▸ WHAT THE TASK ASKS: Your task is to copy each line that has the word "HUNGER".
-*-*-
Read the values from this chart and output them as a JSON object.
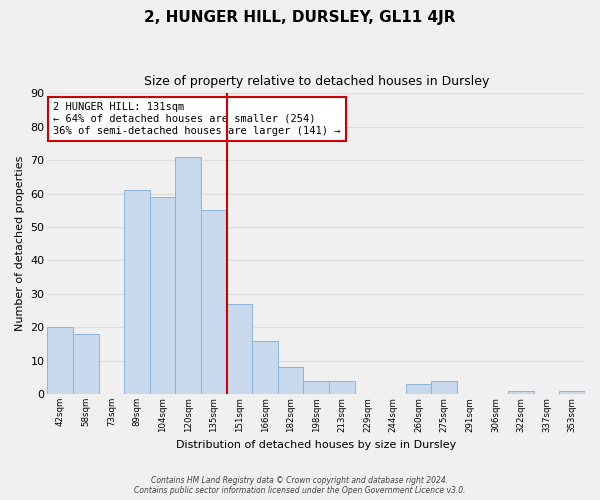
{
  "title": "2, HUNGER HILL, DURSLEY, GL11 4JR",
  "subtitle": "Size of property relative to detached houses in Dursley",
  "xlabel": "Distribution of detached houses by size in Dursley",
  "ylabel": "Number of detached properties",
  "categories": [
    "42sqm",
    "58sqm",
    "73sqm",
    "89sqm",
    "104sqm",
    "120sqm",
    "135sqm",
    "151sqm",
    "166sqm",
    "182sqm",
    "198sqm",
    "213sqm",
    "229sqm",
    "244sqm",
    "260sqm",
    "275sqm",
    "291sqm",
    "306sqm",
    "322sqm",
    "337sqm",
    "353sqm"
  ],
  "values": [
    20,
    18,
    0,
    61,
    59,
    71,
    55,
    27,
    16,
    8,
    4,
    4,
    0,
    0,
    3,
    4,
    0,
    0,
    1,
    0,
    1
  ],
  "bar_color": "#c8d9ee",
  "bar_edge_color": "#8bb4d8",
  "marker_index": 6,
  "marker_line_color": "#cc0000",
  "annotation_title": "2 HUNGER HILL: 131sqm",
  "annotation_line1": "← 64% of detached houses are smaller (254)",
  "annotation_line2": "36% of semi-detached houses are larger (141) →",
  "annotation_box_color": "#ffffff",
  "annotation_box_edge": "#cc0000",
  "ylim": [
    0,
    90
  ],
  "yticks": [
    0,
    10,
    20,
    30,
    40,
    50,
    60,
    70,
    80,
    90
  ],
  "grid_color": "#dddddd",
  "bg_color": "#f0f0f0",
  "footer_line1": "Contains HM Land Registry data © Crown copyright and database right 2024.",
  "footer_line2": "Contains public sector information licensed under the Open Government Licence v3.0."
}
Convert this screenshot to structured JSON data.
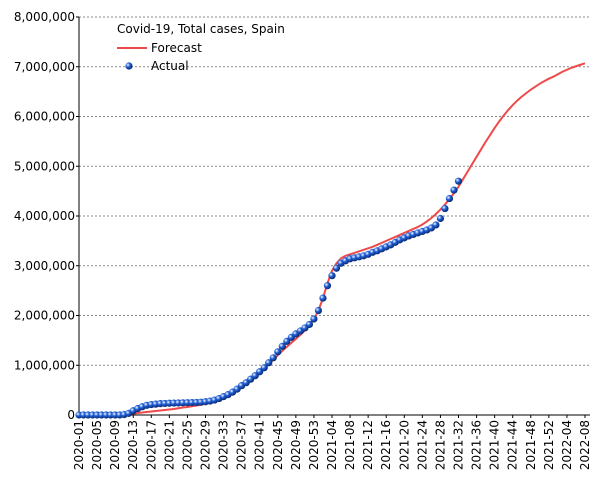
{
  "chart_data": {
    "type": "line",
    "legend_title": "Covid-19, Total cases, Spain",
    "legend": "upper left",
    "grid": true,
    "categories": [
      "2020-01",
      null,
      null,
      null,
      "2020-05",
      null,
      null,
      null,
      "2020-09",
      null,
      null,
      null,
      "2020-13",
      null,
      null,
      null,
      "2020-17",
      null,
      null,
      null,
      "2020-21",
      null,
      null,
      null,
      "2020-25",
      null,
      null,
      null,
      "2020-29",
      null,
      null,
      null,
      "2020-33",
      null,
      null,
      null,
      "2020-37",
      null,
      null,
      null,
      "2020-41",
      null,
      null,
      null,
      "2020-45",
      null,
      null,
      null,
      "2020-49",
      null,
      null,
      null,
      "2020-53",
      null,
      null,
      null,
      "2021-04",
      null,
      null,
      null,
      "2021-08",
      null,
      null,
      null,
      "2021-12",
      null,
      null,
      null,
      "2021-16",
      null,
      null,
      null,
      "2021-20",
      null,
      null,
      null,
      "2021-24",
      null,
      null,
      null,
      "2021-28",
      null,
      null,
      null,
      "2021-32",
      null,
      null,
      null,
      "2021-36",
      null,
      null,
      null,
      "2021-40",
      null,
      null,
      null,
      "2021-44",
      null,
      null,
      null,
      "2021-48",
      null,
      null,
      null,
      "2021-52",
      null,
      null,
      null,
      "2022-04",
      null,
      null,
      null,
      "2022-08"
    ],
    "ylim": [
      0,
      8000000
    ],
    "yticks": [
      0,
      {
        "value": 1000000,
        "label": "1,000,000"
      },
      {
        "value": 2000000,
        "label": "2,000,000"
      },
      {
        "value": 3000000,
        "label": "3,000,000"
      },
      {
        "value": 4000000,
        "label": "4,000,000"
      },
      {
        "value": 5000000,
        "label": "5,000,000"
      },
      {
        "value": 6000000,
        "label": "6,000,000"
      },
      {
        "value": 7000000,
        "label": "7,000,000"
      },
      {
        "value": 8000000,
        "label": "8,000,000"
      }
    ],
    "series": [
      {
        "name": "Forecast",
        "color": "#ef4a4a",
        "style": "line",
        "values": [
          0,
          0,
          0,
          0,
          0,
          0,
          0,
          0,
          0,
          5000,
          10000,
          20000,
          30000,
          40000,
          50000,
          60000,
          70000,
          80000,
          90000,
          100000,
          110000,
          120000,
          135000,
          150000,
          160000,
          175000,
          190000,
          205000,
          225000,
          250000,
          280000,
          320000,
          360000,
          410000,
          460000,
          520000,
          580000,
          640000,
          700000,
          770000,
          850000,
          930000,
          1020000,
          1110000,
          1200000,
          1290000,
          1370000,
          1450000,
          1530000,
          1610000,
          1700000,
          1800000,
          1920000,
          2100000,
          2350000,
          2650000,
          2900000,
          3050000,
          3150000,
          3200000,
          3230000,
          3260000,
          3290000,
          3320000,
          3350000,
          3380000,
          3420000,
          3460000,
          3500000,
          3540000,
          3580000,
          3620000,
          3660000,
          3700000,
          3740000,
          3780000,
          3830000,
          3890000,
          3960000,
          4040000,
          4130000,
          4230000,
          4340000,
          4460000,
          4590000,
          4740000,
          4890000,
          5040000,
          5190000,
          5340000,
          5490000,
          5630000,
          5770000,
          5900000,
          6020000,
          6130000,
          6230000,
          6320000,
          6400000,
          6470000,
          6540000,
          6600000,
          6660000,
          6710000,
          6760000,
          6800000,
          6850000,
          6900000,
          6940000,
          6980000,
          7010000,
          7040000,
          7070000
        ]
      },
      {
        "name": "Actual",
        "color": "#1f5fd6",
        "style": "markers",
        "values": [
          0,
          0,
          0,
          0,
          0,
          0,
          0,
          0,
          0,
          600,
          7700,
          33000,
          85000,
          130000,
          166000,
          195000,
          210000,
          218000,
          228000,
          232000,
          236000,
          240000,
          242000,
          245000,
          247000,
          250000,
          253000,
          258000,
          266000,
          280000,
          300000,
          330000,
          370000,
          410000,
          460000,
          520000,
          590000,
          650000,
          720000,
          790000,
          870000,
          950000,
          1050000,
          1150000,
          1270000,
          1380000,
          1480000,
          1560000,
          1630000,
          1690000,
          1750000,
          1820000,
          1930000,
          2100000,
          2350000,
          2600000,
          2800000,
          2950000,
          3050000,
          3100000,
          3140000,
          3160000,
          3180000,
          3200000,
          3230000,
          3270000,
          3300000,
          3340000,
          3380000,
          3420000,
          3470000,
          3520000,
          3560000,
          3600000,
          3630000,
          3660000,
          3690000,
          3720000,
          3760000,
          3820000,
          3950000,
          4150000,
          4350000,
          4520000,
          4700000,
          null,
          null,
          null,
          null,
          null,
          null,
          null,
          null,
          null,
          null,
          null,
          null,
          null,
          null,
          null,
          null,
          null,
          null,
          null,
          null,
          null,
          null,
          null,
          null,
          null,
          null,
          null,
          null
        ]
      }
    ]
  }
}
-*-*-
▸ ANSWER TO THIS EXERCISE:
  "title": "2, HUNGER HILL, DURSLEY, GL11 4JR",
  "annotation_title": "2 HUNGER HILL: 131sqm",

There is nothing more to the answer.